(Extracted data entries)
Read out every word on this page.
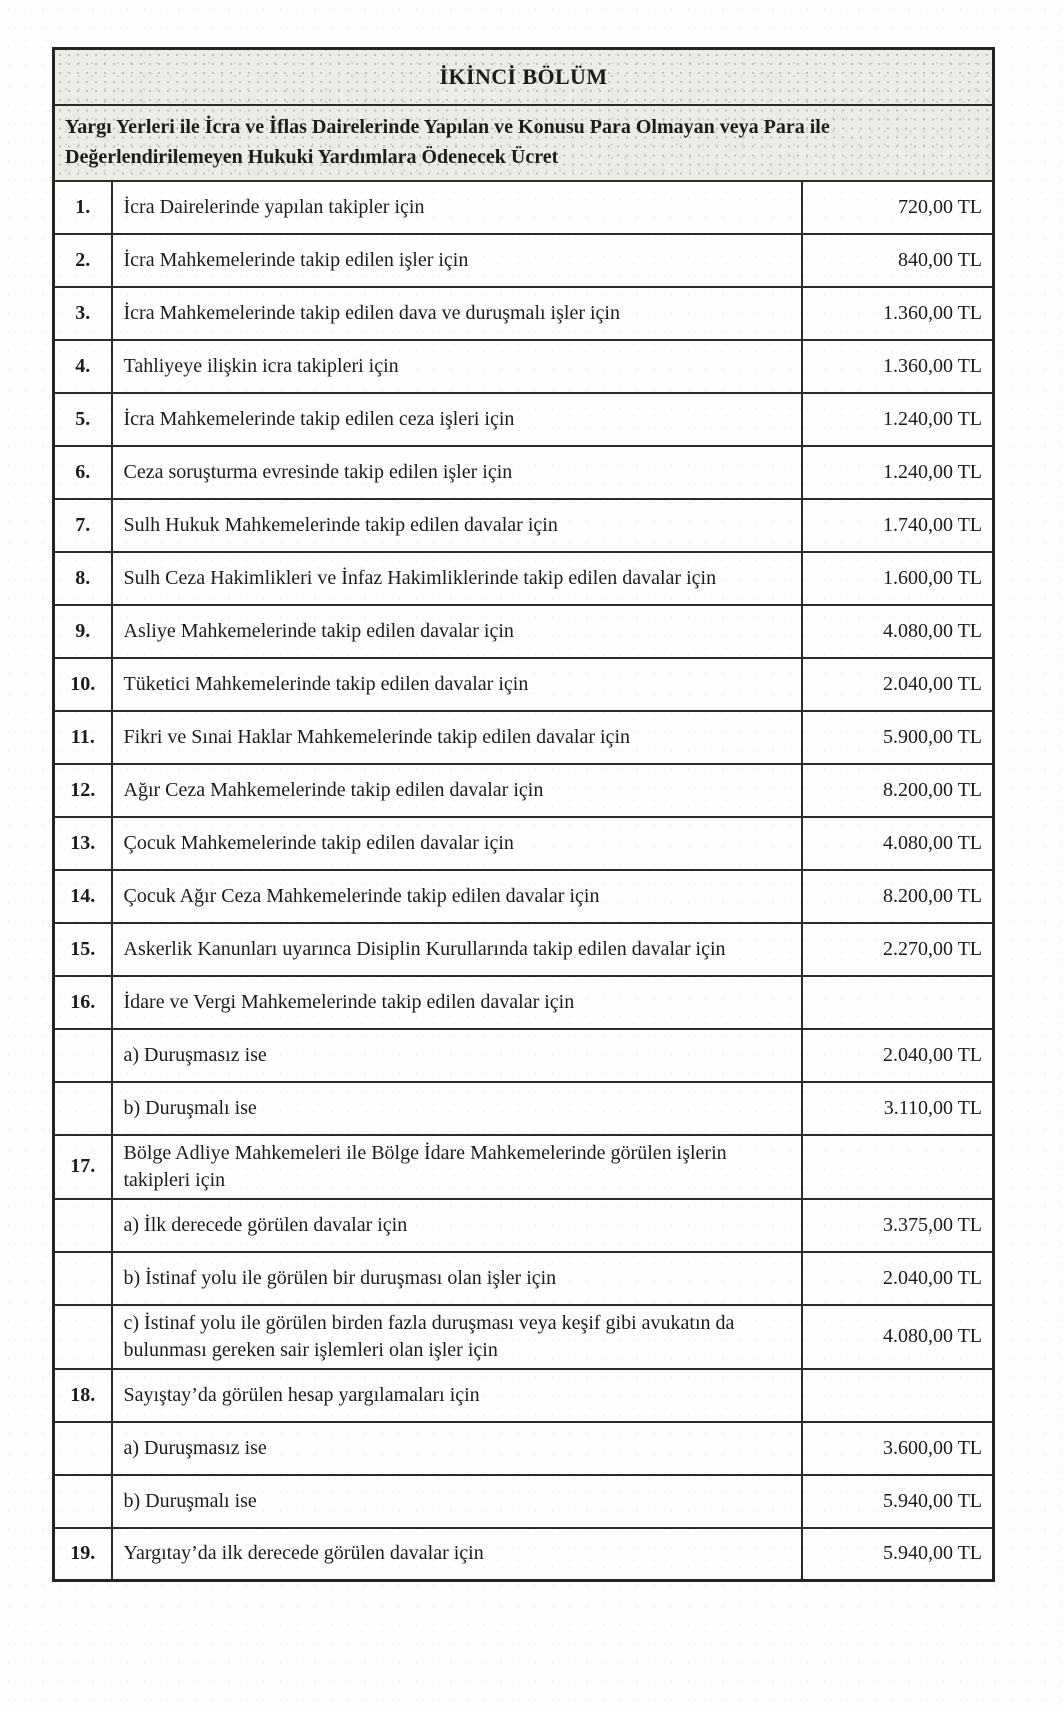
İKİNCİ BÖLÜM		
Yargı Yerleri ile İcra ve İflas Dairelerinde Yapılan ve Konusu Para Olmayan veya Para ile Değerlendirilemeyen Hukuki Yardımlara Ödenecek Ücret		
1.	İcra Dairelerinde yapılan takipler için	720,00 TL
2.	İcra Mahkemelerinde takip edilen işler için	840,00 TL
3.	İcra Mahkemelerinde takip edilen dava ve duruşmalı işler için	1.360,00 TL
4.	Tahliyeye ilişkin icra takipleri için	1.360,00 TL
5.	İcra Mahkemelerinde takip edilen ceza işleri için	1.240,00 TL
6.	Ceza soruşturma evresinde takip edilen işler için	1.240,00 TL
7.	Sulh Hukuk Mahkemelerinde takip edilen davalar için	1.740,00 TL
8.	Sulh Ceza Hakimlikleri ve İnfaz Hakimliklerinde takip edilen davalar için	1.600,00 TL
9.	Asliye Mahkemelerinde takip edilen davalar için	4.080,00 TL
10.	Tüketici Mahkemelerinde takip edilen davalar için	2.040,00 TL
11.	Fikri ve Sınai Haklar Mahkemelerinde takip edilen davalar için	5.900,00 TL
12.	Ağır Ceza Mahkemelerinde takip edilen davalar için	8.200,00 TL
13.	Çocuk Mahkemelerinde takip edilen davalar için	4.080,00 TL
14.	Çocuk Ağır Ceza Mahkemelerinde takip edilen davalar için	8.200,00 TL
15.	Askerlik Kanunları uyarınca Disiplin Kurullarında takip edilen davalar için	2.270,00 TL
16.	İdare ve Vergi Mahkemelerinde takip edilen davalar için	
	a) Duruşmasız ise	2.040,00 TL
	b) Duruşmalı ise	3.110,00 TL
17.	Bölge Adliye Mahkemeleri ile Bölge İdare Mahkemelerinde görülen işlerin takipleri için	
	a) İlk derecede görülen davalar için	3.375,00 TL
	b) İstinaf yolu ile görülen bir duruşması olan işler için	2.040,00 TL
	c) İstinaf yolu ile görülen birden fazla duruşması veya keşif gibi avukatın da bulunması gereken sair işlemleri olan işler için	4.080,00 TL
18.	Sayıştay’da görülen hesap yargılamaları için	
	a) Duruşmasız ise	3.600,00 TL
	b) Duruşmalı ise	5.940,00 TL
19.	Yargıtay’da ilk derecede görülen davalar için	5.940,00 TL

#### EXERCISE DIRECTIONS:
Repeat the material above word for word and skip every image in it.

#### EXPECTED OUTPUT:
Read out every word on this page.
İKİNCİ BÖLÜM		
Yargı Yerleri ile İcra ve İflas Dairelerinde Yapılan ve Konusu Para Olmayan veya Para ile Değerlendirilemeyen Hukuki Yardımlara Ödenecek Ücret		
1.	İcra Dairelerinde yapılan takipler için	720,00 TL
2.	İcra Mahkemelerinde takip edilen işler için	840,00 TL
3.	İcra Mahkemelerinde takip edilen dava ve duruşmalı işler için	1.360,00 TL
4.	Tahliyeye ilişkin icra takipleri için	1.360,00 TL
5.	İcra Mahkemelerinde takip edilen ceza işleri için	1.240,00 TL
6.	Ceza soruşturma evresinde takip edilen işler için	1.240,00 TL
7.	Sulh Hukuk Mahkemelerinde takip edilen davalar için	1.740,00 TL
8.	Sulh Ceza Hakimlikleri ve İnfaz Hakimliklerinde takip edilen davalar için	1.600,00 TL
9.	Asliye Mahkemelerinde takip edilen davalar için	4.080,00 TL
10.	Tüketici Mahkemelerinde takip edilen davalar için	2.040,00 TL
11.	Fikri ve Sınai Haklar Mahkemelerinde takip edilen davalar için	5.900,00 TL
12.	Ağır Ceza Mahkemelerinde takip edilen davalar için	8.200,00 TL
13.	Çocuk Mahkemelerinde takip edilen davalar için	4.080,00 TL
14.	Çocuk Ağır Ceza Mahkemelerinde takip edilen davalar için	8.200,00 TL
15.	Askerlik Kanunları uyarınca Disiplin Kurullarında takip edilen davalar için	2.270,00 TL
16.	İdare ve Vergi Mahkemelerinde takip edilen davalar için	
	a) Duruşmasız ise	2.040,00 TL
	b) Duruşmalı ise	3.110,00 TL
17.	Bölge Adliye Mahkemeleri ile Bölge İdare Mahkemelerinde görülen işlerin takipleri için	
	a) İlk derecede görülen davalar için	3.375,00 TL
	b) İstinaf yolu ile görülen bir duruşması olan işler için	2.040,00 TL
	c) İstinaf yolu ile görülen birden fazla duruşması veya keşif gibi avukatın da bulunması gereken sair işlemleri olan işler için	4.080,00 TL
18.	Sayıştay’da görülen hesap yargılamaları için	
	a) Duruşmasız ise	3.600,00 TL
	b) Duruşmalı ise	5.940,00 TL
19.	Yargıtay’da ilk derecede görülen davalar için	5.940,00 TL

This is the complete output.